**Exercise:** Copy out the lines that include the word "which".

* begin Dataset records *

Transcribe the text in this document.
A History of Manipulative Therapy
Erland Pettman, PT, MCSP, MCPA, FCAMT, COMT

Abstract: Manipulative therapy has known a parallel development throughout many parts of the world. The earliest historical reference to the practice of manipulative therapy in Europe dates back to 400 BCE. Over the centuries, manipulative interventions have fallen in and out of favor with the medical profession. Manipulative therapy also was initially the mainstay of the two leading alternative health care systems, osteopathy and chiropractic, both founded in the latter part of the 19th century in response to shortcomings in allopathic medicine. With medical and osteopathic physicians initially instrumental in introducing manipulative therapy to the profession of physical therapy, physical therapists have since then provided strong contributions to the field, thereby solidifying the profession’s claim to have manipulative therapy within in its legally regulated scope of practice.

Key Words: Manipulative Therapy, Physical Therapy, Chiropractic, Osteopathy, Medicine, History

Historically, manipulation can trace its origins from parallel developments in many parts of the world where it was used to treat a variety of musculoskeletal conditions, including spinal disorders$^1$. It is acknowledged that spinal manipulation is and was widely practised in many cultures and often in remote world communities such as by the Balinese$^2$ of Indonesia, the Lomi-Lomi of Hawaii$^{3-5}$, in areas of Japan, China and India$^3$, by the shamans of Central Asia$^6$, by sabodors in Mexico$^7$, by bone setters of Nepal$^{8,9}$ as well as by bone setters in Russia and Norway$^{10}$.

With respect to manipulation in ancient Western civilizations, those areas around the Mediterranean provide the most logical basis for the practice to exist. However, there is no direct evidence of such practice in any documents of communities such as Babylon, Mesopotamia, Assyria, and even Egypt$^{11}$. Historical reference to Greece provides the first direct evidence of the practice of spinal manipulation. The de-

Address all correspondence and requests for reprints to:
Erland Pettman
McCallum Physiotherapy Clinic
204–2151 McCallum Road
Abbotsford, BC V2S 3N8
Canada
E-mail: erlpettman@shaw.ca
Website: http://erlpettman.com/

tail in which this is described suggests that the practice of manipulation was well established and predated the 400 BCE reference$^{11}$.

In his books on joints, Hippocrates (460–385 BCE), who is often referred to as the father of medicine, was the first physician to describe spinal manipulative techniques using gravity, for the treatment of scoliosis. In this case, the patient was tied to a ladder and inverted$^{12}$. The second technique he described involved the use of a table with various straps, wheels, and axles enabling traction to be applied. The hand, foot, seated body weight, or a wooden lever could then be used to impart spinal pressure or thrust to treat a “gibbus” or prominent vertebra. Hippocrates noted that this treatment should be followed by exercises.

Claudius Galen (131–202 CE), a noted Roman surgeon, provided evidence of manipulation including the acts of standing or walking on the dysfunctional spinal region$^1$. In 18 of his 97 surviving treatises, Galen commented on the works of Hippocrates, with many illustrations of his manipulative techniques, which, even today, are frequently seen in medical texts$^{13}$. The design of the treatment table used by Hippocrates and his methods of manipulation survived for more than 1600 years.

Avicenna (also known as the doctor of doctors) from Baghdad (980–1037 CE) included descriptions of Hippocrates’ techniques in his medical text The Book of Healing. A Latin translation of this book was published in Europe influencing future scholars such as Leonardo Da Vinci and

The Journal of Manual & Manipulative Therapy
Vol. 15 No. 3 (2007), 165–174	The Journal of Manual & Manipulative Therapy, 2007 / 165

* end Dataset records *

**Solution:**
tail in which this is described suggests that the practice of manipulation was well established and predated the 400 BCE reference$^{11}$.
Claudius Galen (131–202 CE), a noted Roman surgeon, provided evidence of manipulation including the acts of standing or walking on the dysfunctional spinal region$^1$. In 18 of his 97 surviving treatises, Galen commented on the works of Hippocrates, with many illustrations of his manipulative techniques, which, even today, are frequently seen in medical texts$^{13}$. The design of the treatment table used by Hippocrates and his methods of manipulation survived for more than 1600 years.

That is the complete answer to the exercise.